→ Exercise instructions
Copy every line of the following data that includes the string "Distance".
----
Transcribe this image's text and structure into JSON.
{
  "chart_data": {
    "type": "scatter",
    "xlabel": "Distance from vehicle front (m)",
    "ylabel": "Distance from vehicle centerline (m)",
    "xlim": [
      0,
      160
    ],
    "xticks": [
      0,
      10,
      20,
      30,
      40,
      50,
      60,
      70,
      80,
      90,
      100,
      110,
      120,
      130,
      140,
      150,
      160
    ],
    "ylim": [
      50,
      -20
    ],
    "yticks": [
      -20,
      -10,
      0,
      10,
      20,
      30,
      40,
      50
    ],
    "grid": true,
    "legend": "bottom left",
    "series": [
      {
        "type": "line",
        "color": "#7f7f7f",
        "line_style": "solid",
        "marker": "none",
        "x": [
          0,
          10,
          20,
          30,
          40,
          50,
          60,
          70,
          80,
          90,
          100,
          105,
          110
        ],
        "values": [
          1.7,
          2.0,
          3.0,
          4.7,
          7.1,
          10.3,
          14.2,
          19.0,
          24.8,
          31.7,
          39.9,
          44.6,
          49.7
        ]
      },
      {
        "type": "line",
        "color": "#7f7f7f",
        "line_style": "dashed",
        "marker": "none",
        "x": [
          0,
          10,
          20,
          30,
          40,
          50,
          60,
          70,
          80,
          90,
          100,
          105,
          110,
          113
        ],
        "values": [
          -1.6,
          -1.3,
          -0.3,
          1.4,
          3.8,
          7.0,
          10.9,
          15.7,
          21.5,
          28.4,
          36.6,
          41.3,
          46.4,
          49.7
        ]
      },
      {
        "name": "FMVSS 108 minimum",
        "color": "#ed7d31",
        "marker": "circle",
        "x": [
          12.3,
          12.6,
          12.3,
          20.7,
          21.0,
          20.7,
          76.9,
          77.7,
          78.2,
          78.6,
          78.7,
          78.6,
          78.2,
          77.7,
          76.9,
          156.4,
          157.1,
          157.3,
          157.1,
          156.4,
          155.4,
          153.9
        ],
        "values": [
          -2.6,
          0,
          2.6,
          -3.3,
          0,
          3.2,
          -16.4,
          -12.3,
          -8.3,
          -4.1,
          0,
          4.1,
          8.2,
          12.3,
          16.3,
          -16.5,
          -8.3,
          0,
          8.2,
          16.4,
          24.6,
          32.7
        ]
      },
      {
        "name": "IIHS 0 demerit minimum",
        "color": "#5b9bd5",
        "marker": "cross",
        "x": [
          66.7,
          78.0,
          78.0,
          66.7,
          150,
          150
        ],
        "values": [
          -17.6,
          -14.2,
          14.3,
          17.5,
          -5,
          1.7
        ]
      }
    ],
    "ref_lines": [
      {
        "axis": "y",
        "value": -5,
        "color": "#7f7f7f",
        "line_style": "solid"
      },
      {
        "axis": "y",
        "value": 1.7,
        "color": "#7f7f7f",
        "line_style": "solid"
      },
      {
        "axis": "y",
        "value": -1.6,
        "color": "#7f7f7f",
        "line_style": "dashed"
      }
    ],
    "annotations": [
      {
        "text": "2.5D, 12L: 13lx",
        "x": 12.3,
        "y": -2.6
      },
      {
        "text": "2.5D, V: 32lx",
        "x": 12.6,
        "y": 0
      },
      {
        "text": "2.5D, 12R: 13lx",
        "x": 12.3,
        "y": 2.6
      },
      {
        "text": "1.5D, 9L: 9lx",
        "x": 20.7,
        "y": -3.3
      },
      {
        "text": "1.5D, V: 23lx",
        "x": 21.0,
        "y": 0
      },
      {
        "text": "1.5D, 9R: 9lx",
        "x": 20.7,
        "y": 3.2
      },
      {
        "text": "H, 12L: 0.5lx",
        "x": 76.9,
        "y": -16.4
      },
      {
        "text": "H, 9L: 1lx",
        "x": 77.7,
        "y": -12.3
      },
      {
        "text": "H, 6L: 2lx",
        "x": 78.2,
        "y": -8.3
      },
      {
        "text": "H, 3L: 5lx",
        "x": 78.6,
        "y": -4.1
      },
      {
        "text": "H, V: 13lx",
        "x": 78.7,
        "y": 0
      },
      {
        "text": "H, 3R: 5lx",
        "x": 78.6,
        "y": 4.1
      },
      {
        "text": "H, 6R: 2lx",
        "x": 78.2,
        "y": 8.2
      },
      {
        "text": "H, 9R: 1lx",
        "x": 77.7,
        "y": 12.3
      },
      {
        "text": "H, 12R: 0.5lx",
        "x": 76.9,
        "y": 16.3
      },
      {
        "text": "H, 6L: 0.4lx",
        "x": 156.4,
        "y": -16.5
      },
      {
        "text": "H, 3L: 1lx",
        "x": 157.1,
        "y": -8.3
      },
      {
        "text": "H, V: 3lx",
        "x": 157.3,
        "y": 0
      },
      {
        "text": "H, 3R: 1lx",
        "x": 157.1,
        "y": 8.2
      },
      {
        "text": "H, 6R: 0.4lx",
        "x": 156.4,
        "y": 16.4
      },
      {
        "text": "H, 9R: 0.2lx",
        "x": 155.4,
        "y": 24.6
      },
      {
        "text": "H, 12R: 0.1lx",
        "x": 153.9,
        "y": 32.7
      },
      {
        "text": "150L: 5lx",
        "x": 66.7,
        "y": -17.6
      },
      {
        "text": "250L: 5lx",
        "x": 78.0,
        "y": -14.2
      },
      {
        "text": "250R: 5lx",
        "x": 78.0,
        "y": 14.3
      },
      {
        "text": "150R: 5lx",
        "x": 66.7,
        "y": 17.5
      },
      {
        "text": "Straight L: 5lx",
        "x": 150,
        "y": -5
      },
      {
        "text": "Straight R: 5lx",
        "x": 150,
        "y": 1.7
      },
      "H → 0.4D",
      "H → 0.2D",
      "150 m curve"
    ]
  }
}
----
→ Answer
    "xlabel": "Distance from vehicle front (m)",
    "ylabel": "Distance from vehicle centerline (m)",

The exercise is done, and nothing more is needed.